Stored dataset items
[start]
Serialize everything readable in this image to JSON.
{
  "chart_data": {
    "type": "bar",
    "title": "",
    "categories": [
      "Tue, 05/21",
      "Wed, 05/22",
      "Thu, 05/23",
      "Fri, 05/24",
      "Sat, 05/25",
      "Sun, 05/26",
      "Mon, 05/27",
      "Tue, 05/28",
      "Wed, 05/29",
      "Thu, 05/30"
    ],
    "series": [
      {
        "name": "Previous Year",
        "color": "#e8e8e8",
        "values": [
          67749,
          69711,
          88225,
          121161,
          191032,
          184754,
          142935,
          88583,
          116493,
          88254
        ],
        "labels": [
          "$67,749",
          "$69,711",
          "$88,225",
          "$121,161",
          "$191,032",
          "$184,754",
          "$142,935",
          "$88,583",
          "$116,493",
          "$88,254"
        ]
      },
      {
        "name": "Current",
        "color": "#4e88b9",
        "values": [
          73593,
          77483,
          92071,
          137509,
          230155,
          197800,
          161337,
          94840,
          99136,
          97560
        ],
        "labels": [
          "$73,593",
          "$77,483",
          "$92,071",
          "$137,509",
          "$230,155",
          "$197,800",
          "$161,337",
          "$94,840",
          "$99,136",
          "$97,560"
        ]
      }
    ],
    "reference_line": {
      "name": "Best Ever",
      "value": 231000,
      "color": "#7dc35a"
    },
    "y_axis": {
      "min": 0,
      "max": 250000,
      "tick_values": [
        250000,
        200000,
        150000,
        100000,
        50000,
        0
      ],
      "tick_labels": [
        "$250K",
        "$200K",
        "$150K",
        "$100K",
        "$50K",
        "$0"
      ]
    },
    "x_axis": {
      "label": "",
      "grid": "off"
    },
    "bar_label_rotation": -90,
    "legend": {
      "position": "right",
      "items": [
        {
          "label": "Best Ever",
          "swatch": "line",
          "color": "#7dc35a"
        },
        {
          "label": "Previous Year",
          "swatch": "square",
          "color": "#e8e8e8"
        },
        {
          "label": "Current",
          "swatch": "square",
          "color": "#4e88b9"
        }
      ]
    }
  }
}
[end]
Lines that hold "name" are the ones to copy; find all of them.

        "name": "Previous Year",
        "name": "Current",
      "name": "Best Ever",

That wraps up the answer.